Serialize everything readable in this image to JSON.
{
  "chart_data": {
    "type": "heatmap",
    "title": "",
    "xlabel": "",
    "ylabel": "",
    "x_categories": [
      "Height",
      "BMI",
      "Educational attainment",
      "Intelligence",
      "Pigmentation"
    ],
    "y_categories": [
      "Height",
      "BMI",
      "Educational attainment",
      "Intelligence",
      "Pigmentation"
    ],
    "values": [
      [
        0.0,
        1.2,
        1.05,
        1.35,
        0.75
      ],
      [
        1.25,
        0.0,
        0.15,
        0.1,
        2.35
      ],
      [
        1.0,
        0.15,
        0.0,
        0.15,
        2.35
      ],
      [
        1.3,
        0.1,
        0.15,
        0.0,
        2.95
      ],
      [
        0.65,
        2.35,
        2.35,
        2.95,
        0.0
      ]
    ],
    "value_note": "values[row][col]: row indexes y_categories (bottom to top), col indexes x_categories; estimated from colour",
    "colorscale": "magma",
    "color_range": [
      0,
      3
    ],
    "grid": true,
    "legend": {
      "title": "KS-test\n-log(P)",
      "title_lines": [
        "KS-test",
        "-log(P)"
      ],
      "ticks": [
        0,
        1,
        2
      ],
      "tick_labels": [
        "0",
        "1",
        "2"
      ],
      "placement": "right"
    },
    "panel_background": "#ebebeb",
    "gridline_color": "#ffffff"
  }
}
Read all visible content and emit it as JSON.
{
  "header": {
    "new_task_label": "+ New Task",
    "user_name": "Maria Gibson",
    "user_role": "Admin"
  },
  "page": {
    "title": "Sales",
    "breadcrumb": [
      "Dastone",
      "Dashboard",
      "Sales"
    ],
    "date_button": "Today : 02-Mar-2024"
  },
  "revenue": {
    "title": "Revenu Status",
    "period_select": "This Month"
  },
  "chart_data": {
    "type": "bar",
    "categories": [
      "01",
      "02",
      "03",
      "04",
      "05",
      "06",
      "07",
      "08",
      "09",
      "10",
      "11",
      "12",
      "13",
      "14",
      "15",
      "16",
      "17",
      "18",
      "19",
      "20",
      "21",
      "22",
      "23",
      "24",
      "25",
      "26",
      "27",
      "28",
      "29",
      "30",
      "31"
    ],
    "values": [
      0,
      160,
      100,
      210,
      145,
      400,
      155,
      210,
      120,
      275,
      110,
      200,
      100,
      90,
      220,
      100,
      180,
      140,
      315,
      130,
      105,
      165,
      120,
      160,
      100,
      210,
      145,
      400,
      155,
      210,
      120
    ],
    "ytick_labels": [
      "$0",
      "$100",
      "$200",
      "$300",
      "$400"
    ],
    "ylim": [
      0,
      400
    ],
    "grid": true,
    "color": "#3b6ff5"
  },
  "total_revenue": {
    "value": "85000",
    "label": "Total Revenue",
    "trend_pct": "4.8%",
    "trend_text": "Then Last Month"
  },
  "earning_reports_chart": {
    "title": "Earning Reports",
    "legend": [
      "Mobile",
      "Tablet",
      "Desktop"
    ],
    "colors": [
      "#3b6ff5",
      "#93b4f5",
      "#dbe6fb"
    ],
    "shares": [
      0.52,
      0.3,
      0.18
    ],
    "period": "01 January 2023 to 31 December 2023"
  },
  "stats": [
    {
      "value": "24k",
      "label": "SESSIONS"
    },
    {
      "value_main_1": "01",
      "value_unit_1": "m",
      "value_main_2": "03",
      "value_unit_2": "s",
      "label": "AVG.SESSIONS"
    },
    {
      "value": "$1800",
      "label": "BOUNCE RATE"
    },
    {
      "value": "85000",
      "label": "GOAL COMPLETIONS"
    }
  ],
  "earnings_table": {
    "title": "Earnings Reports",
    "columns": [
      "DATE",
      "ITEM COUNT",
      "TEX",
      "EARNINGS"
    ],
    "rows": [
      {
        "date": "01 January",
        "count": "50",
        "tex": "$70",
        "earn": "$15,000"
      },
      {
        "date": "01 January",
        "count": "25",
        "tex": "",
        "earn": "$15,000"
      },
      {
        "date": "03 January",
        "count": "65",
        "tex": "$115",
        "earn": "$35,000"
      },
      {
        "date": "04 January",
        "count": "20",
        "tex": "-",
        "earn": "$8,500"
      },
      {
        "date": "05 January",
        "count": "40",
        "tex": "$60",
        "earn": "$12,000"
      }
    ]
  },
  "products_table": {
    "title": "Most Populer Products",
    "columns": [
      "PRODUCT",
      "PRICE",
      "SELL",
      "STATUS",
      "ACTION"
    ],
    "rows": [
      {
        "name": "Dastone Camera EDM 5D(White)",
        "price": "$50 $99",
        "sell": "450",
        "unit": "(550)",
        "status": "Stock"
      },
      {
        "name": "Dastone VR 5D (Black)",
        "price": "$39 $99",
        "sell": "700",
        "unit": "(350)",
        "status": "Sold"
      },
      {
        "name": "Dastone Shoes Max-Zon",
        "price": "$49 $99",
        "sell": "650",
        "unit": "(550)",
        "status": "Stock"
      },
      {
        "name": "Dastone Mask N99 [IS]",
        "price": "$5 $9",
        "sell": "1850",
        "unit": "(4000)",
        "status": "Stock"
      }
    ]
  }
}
··········
Extract every entry in the listing word for word.

## Complete response
Serialize everything readable in this image to JSON.
{
  "chart_data": {
    "type": "heatmap",
    "title": "",
    "xlabel": "",
    "ylabel": "",
    "x_categories": [
      "Height",
      "BMI",
      "Educational attainment",
      "Intelligence",
      "Pigmentation"
    ],
    "y_categories": [
      "Height",
      "BMI",
      "Educational attainment",
      "Intelligence",
      "Pigmentation"
    ],
    "values": [
      [
        0.0,
        1.2,
        1.05,
        1.35,
        0.75
      ],
      [
        1.25,
        0.0,
        0.15,
        0.1,
        2.35
      ],
      [
        1.0,
        0.15,
        0.0,
        0.15,
        2.35
      ],
      [
        1.3,
        0.1,
        0.15,
        0.0,
        2.95
      ],
      [
        0.65,
        2.35,
        2.35,
        2.95,
        0.0
      ]
    ],
    "value_note": "values[row][col]: row indexes y_categories (bottom to top), col indexes x_categories; estimated from colour",
    "colorscale": "magma",
    "color_range": [
      0,
      3
    ],
    "grid": true,
    "legend": {
      "title": "KS-test\n-log(P)",
      "title_lines": [
        "KS-test",
        "-log(P)"
      ],
      "ticks": [
        0,
        1,
        2
      ],
      "tick_labels": [
        "0",
        "1",
        "2"
      ],
      "placement": "right"
    },
    "panel_background": "#ebebeb",
    "gridline_color": "#ffffff"
  }
}
Read all visible content and emit it as JSON.
{
  "header": {
    "new_task_label": "+ New Task",
    "user_name": "Maria Gibson",
    "user_role": "Admin"
  },
  "page": {
    "title": "Sales",
    "breadcrumb": [
      "Dastone",
      "Dashboard",
      "Sales"
    ],
    "date_button": "Today : 02-Mar-2024"
  },
  "revenue": {
    "title": "Revenu Status",
    "period_select": "This Month"
  },
  "chart_data": {
    "type": "bar",
    "categories": [
      "01",
      "02",
      "03",
      "04",
      "05",
      "06",
      "07",
      "08",
      "09",
      "10",
      "11",
      "12",
      "13",
      "14",
      "15",
      "16",
      "17",
      "18",
      "19",
      "20",
      "21",
      "22",
      "23",
      "24",
      "25",
      "26",
      "27",
      "28",
      "29",
      "30",
      "31"
    ],
    "values": [
      0,
      160,
      100,
      210,
      145,
      400,
      155,
      210,
      120,
      275,
      110,
      200,
      100,
      90,
      220,
      100,
      180,
      140,
      315,
      130,
      105,
      165,
      120,
      160,
      100,
      210,
      145,
      400,
      155,
      210,
      120
    ],
    "ytick_labels": [
      "$0",
      "$100",
      "$200",
      "$300",
      "$400"
    ],
    "ylim": [
      0,
      400
    ],
    "grid": true,
    "color": "#3b6ff5"
  },
  "total_revenue": {
    "value": "85000",
    "label": "Total Revenue",
    "trend_pct": "4.8%",
    "trend_text": "Then Last Month"
  },
  "earning_reports_chart": {
    "title": "Earning Reports",
    "legend": [
      "Mobile",
      "Tablet",
      "Desktop"
    ],
    "colors": [
      "#3b6ff5",
      "#93b4f5",
      "#dbe6fb"
    ],
    "shares": [
      0.52,
      0.3,
      0.18
    ],
    "period": "01 January 2023 to 31 December 2023"
  },
  "stats": [
    {
      "value": "24k",
      "label": "SESSIONS"
    },
    {
      "value_main_1": "01",
      "value_unit_1": "m",
      "value_main_2": "03",
      "value_unit_2": "s",
      "label": "AVG.SESSIONS"
    },
    {
      "value": "$1800",
      "label": "BOUNCE RATE"
    },
    {
      "value": "85000",
      "label": "GOAL COMPLETIONS"
    }
  ],
  "earnings_table": {
    "title": "Earnings Reports",
    "columns": [
      "DATE",
      "ITEM COUNT",
      "TEX",
      "EARNINGS"
    ],
    "rows": [
      {
        "date": "01 January",
        "count": "50",
        "tex": "$70",
        "earn": "$15,000"
      },
      {
        "date": "01 January",
        "count": "25",
        "tex": "",
        "earn": "$15,000"
      },
      {
        "date": "03 January",
        "count": "65",
        "tex": "$115",
        "earn": "$35,000"
      },
      {
        "date": "04 January",
        "count": "20",
        "tex": "-",
        "earn": "$8,500"
      },
      {
        "date": "05 January",
        "count": "40",
        "tex": "$60",
        "earn": "$12,000"
      }
    ]
  },
  "products_table": {
    "title": "Most Populer Products",
    "columns": [
      "PRODUCT",
      "PRICE",
      "SELL",
      "STATUS",
      "ACTION"
    ],
    "rows": [
      {
        "name": "Dastone Camera EDM 5D(White)",
        "price": "$50 $99",
        "sell": "450",
        "unit": "(550)",
        "status": "Stock"
      },
      {
        "name": "Dastone VR 5D (Black)",
        "price": "$39 $99",
        "sell": "700",
        "unit": "(350)",
        "status": "Sold"
      },
      {
        "name": "Dastone Shoes Max-Zon",
        "price": "$49 $99",
        "sell": "650",
        "unit": "(550)",
        "status": "Stock"
      },
      {
        "name": "Dastone Mask N99 [IS]",
        "price": "$5 $9",
        "sell": "1850",
        "unit": "(4000)",
        "status": "Stock"
      }
    ]
  }
}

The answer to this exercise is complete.